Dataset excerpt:
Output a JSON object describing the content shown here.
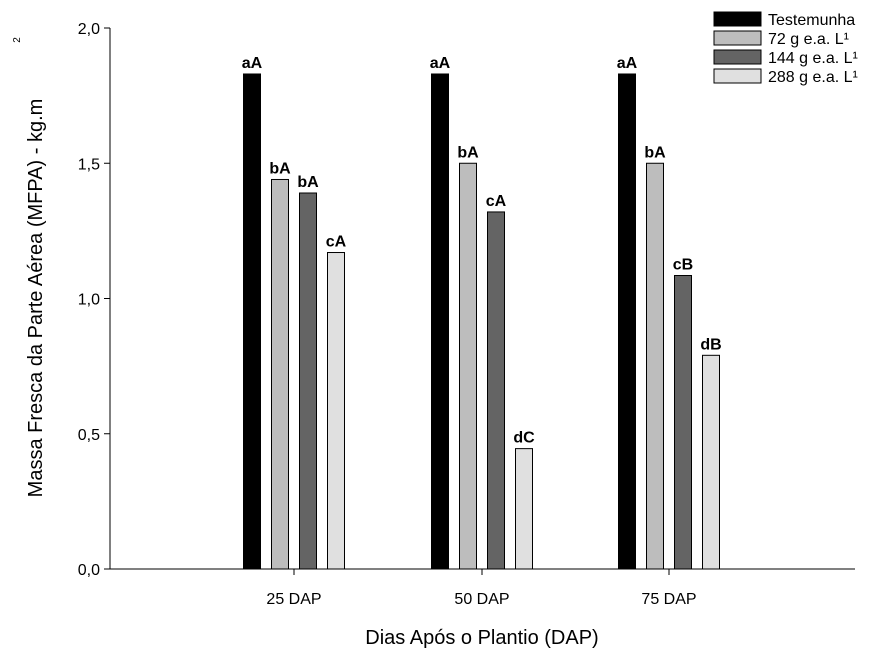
{
  "chart_data": {
    "type": "bar",
    "categories": [
      "25 DAP",
      "50 DAP",
      "75 DAP"
    ],
    "series": [
      {
        "name": "Testemunha",
        "color": "#000000",
        "values": [
          1.83,
          1.83,
          1.83
        ],
        "labels": [
          "aA",
          "aA",
          "aA"
        ]
      },
      {
        "name": "72 g e.a. L¹",
        "color": "#bdbdbd",
        "values": [
          1.44,
          1.5,
          1.5
        ],
        "labels": [
          "bA",
          "bA",
          "bA"
        ]
      },
      {
        "name": "144 g e.a. L¹",
        "color": "#646464",
        "values": [
          1.39,
          1.32,
          1.085
        ],
        "labels": [
          "bA",
          "cA",
          "cB"
        ]
      },
      {
        "name": "288 g e.a. L¹",
        "color": "#e0e0e0",
        "values": [
          1.17,
          0.445,
          0.79
        ],
        "labels": [
          "cA",
          "dC",
          "dB"
        ]
      }
    ],
    "yticks": [
      "0,0",
      "0,5",
      "1,0",
      "1,5",
      "2,0"
    ],
    "ytick_values": [
      0,
      0.5,
      1.0,
      1.5,
      2.0
    ],
    "ylim": [
      0,
      2.0
    ],
    "xlabel": "Dias Após o Plantio (DAP)",
    "ylabel": "Massa Fresca da Parte Aérea (MFPA) - kg.m",
    "ylabel_superscript": "2",
    "legend_position": "top-right",
    "grid": false
  }
}
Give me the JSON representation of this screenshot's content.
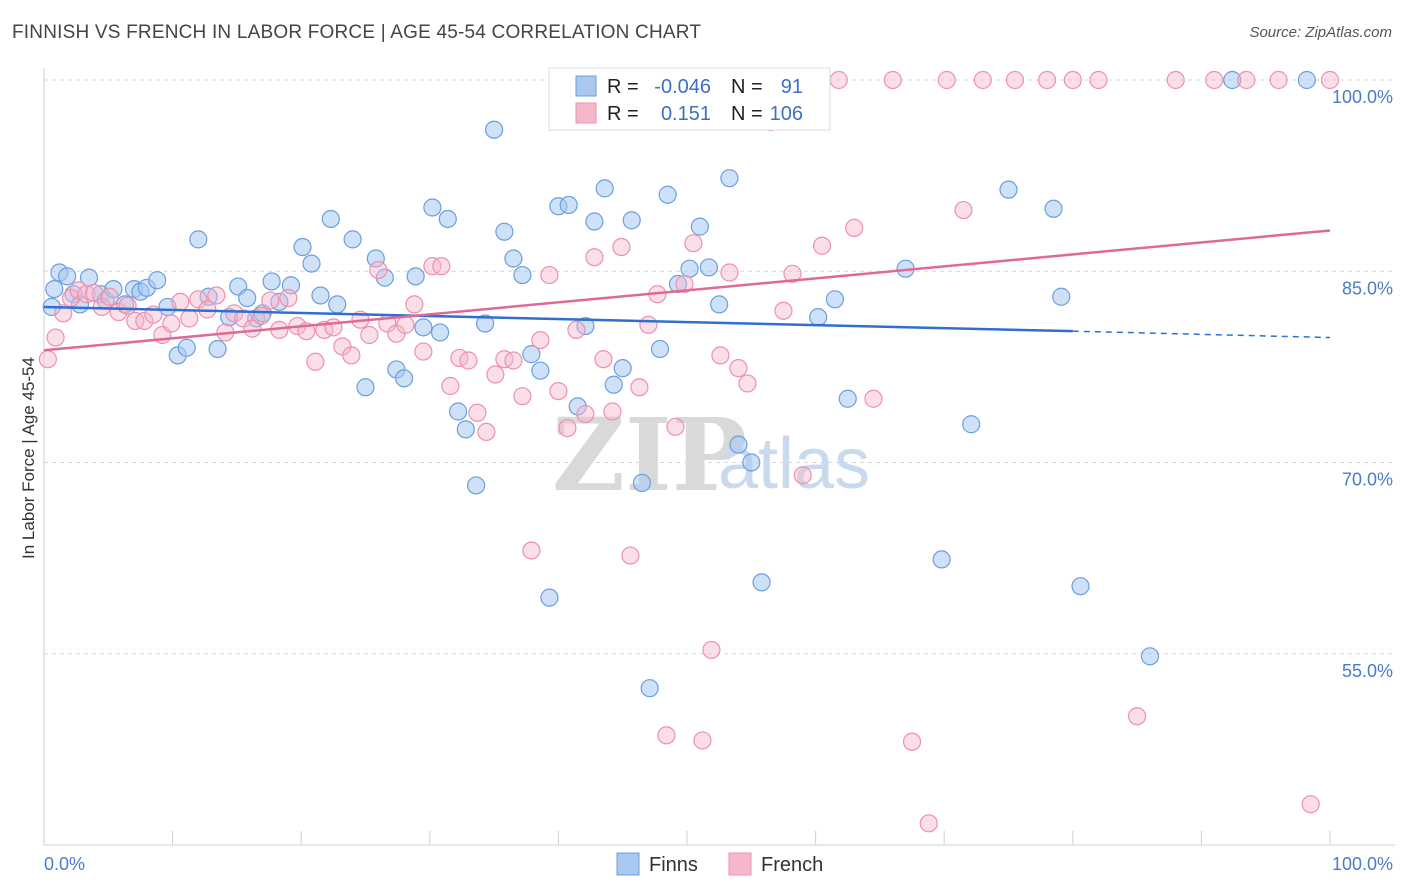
{
  "title": "FINNISH VS FRENCH IN LABOR FORCE | AGE 45-54 CORRELATION CHART",
  "source": "Source: ZipAtlas.com",
  "watermark": {
    "zip": "ZIP",
    "atlas": "atlas"
  },
  "chart_data": {
    "type": "scatter",
    "title": "FINNISH VS FRENCH IN LABOR FORCE | AGE 45-54 CORRELATION CHART",
    "ylabel": "In Labor Force | Age 45-54",
    "xlim": [
      0,
      100
    ],
    "ylim": [
      40,
      100
    ],
    "x_tick_labels": {
      "left": "0.0%",
      "right": "100.0%"
    },
    "y_ticks": [
      {
        "value": 100,
        "label": "100.0%"
      },
      {
        "value": 85,
        "label": "85.0%"
      },
      {
        "value": 70,
        "label": "70.0%"
      },
      {
        "value": 55,
        "label": "55.0%"
      }
    ],
    "grid": "horizontal dashed",
    "legend_top": [
      {
        "r_label": "R =",
        "r_value": "-0.046",
        "n_label": "N =",
        "n_value": "91",
        "color": "#a8c8f0"
      },
      {
        "r_label": "R =",
        "r_value": "0.151",
        "n_label": "N =",
        "n_value": "106",
        "color": "#f5b8cb"
      }
    ],
    "legend_bottom": [
      "Finns",
      "French"
    ],
    "colors": {
      "finns": "#6a9fe0",
      "french": "#ef8fae",
      "finns_line": "#2e6fd0",
      "french_line": "#e06a96"
    },
    "series": [
      {
        "name": "Finns",
        "trend": {
          "x0": 0,
          "y0": 82.2,
          "x1": 80,
          "y1": 80.3,
          "dash_to_x": 100,
          "dash_to_y": 79.8
        },
        "points": [
          [
            0.8,
            83.6
          ],
          [
            1.2,
            84.9
          ],
          [
            1.8,
            84.6
          ],
          [
            2.3,
            83.2
          ],
          [
            2.8,
            82.4
          ],
          [
            3.5,
            84.5
          ],
          [
            4.4,
            83.2
          ],
          [
            4.8,
            82.7
          ],
          [
            5.4,
            83.6
          ],
          [
            6.3,
            82.4
          ],
          [
            7.0,
            83.6
          ],
          [
            7.5,
            83.4
          ],
          [
            8.0,
            83.7
          ],
          [
            8.8,
            84.3
          ],
          [
            9.6,
            82.2
          ],
          [
            10.4,
            78.4
          ],
          [
            11.1,
            79.0
          ],
          [
            12.0,
            87.5
          ],
          [
            12.8,
            83.0
          ],
          [
            13.5,
            78.9
          ],
          [
            14.4,
            81.4
          ],
          [
            15.1,
            83.8
          ],
          [
            15.8,
            82.9
          ],
          [
            16.5,
            81.3
          ],
          [
            17.0,
            81.7
          ],
          [
            17.7,
            84.2
          ],
          [
            18.3,
            82.6
          ],
          [
            19.2,
            83.9
          ],
          [
            20.1,
            86.9
          ],
          [
            20.8,
            85.6
          ],
          [
            21.5,
            83.1
          ],
          [
            22.3,
            89.1
          ],
          [
            22.8,
            82.4
          ],
          [
            24.0,
            87.5
          ],
          [
            25.0,
            75.9
          ],
          [
            25.8,
            86.0
          ],
          [
            26.5,
            84.5
          ],
          [
            27.4,
            77.3
          ],
          [
            28.0,
            76.6
          ],
          [
            28.9,
            84.6
          ],
          [
            29.5,
            80.6
          ],
          [
            30.2,
            90.0
          ],
          [
            30.8,
            80.2
          ],
          [
            31.4,
            89.1
          ],
          [
            32.2,
            74.0
          ],
          [
            32.8,
            72.6
          ],
          [
            33.6,
            68.2
          ],
          [
            34.3,
            80.9
          ],
          [
            35.0,
            96.1
          ],
          [
            35.8,
            88.1
          ],
          [
            36.5,
            86.0
          ],
          [
            37.2,
            84.7
          ],
          [
            37.9,
            78.5
          ],
          [
            38.6,
            77.2
          ],
          [
            39.3,
            59.4
          ],
          [
            40.0,
            90.1
          ],
          [
            40.8,
            90.2
          ],
          [
            41.5,
            74.4
          ],
          [
            42.1,
            80.7
          ],
          [
            42.8,
            88.9
          ],
          [
            43.6,
            91.5
          ],
          [
            44.3,
            76.1
          ],
          [
            45.0,
            77.4
          ],
          [
            45.7,
            89.0
          ],
          [
            46.5,
            68.4
          ],
          [
            47.1,
            52.3
          ],
          [
            47.9,
            78.9
          ],
          [
            48.5,
            91.0
          ],
          [
            49.3,
            84.0
          ],
          [
            50.2,
            85.2
          ],
          [
            51.0,
            88.5
          ],
          [
            51.7,
            85.3
          ],
          [
            52.5,
            82.4
          ],
          [
            53.3,
            92.3
          ],
          [
            54.0,
            71.4
          ],
          [
            55.0,
            70.0
          ],
          [
            55.8,
            60.6
          ],
          [
            60.2,
            81.4
          ],
          [
            61.5,
            82.8
          ],
          [
            62.5,
            75.0
          ],
          [
            67.0,
            85.2
          ],
          [
            69.8,
            62.4
          ],
          [
            72.1,
            73.0
          ],
          [
            75.0,
            91.4
          ],
          [
            78.5,
            89.9
          ],
          [
            79.1,
            83.0
          ],
          [
            80.6,
            60.3
          ],
          [
            86.0,
            54.8
          ],
          [
            92.4,
            100.0
          ],
          [
            98.2,
            100.0
          ],
          [
            0.6,
            82.2
          ]
        ]
      },
      {
        "name": "French",
        "trend": {
          "x0": 0,
          "y0": 78.8,
          "x1": 100,
          "y1": 88.2
        },
        "points": [
          [
            0.3,
            78.1
          ],
          [
            0.9,
            79.8
          ],
          [
            1.5,
            81.7
          ],
          [
            2.1,
            82.9
          ],
          [
            2.7,
            83.5
          ],
          [
            3.3,
            83.2
          ],
          [
            3.9,
            83.3
          ],
          [
            4.5,
            82.2
          ],
          [
            5.1,
            83.0
          ],
          [
            5.8,
            81.8
          ],
          [
            6.5,
            82.3
          ],
          [
            7.1,
            81.1
          ],
          [
            7.8,
            81.1
          ],
          [
            8.5,
            81.6
          ],
          [
            9.2,
            80.0
          ],
          [
            9.9,
            80.9
          ],
          [
            10.6,
            82.6
          ],
          [
            11.3,
            81.3
          ],
          [
            12.0,
            82.8
          ],
          [
            12.7,
            82.0
          ],
          [
            13.4,
            83.1
          ],
          [
            14.1,
            80.2
          ],
          [
            14.8,
            81.7
          ],
          [
            15.5,
            81.3
          ],
          [
            16.2,
            80.5
          ],
          [
            16.9,
            81.5
          ],
          [
            17.6,
            82.7
          ],
          [
            18.3,
            80.4
          ],
          [
            19.0,
            82.9
          ],
          [
            19.7,
            80.7
          ],
          [
            20.4,
            80.3
          ],
          [
            21.1,
            77.9
          ],
          [
            21.8,
            80.4
          ],
          [
            22.5,
            80.6
          ],
          [
            23.2,
            79.1
          ],
          [
            23.9,
            78.4
          ],
          [
            24.6,
            81.2
          ],
          [
            25.3,
            80.0
          ],
          [
            26.0,
            85.1
          ],
          [
            26.7,
            80.9
          ],
          [
            27.4,
            80.1
          ],
          [
            28.1,
            80.8
          ],
          [
            28.8,
            82.4
          ],
          [
            29.5,
            78.7
          ],
          [
            30.2,
            85.4
          ],
          [
            30.9,
            85.4
          ],
          [
            31.6,
            76.0
          ],
          [
            32.3,
            78.2
          ],
          [
            33.0,
            78.0
          ],
          [
            33.7,
            73.9
          ],
          [
            34.4,
            72.4
          ],
          [
            35.1,
            76.9
          ],
          [
            35.8,
            78.1
          ],
          [
            36.5,
            78.0
          ],
          [
            37.2,
            75.2
          ],
          [
            37.9,
            63.1
          ],
          [
            38.6,
            79.6
          ],
          [
            39.3,
            84.7
          ],
          [
            40.0,
            75.6
          ],
          [
            40.7,
            72.7
          ],
          [
            41.4,
            80.4
          ],
          [
            42.1,
            73.8
          ],
          [
            42.8,
            86.1
          ],
          [
            43.5,
            78.1
          ],
          [
            44.2,
            74.0
          ],
          [
            44.9,
            86.9
          ],
          [
            45.6,
            62.7
          ],
          [
            46.3,
            75.9
          ],
          [
            47.0,
            80.8
          ],
          [
            47.7,
            83.2
          ],
          [
            48.4,
            48.6
          ],
          [
            49.1,
            72.8
          ],
          [
            49.8,
            84.0
          ],
          [
            50.5,
            87.2
          ],
          [
            51.2,
            48.2
          ],
          [
            51.9,
            55.3
          ],
          [
            52.6,
            78.4
          ],
          [
            53.3,
            84.9
          ],
          [
            54.0,
            77.4
          ],
          [
            54.7,
            76.2
          ],
          [
            55.4,
            100.0
          ],
          [
            56.5,
            96.7
          ],
          [
            57.5,
            81.9
          ],
          [
            58.2,
            84.8
          ],
          [
            59.0,
            69.0
          ],
          [
            60.5,
            87.0
          ],
          [
            61.8,
            100.0
          ],
          [
            63.0,
            88.4
          ],
          [
            64.5,
            75.0
          ],
          [
            66.0,
            100.0
          ],
          [
            67.5,
            48.1
          ],
          [
            68.8,
            41.7
          ],
          [
            70.2,
            100.0
          ],
          [
            71.5,
            89.8
          ],
          [
            73.0,
            100.0
          ],
          [
            75.5,
            100.0
          ],
          [
            78.0,
            100.0
          ],
          [
            80.0,
            100.0
          ],
          [
            82.0,
            100.0
          ],
          [
            85.0,
            50.1
          ],
          [
            88.0,
            100.0
          ],
          [
            91.0,
            100.0
          ],
          [
            93.5,
            100.0
          ],
          [
            96.0,
            100.0
          ],
          [
            98.5,
            43.2
          ],
          [
            100.0,
            100.0
          ]
        ]
      }
    ]
  }
}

# Exercise brief:
From the data, pick out every line that includes "FINNISH".

# Solution:
  "title": "FINNISH VS FRENCH IN LABOR FORCE | AGE 45-54 CORRELATION CHART",
    "title": "FINNISH VS FRENCH IN LABOR FORCE | AGE 45-54 CORRELATION CHART",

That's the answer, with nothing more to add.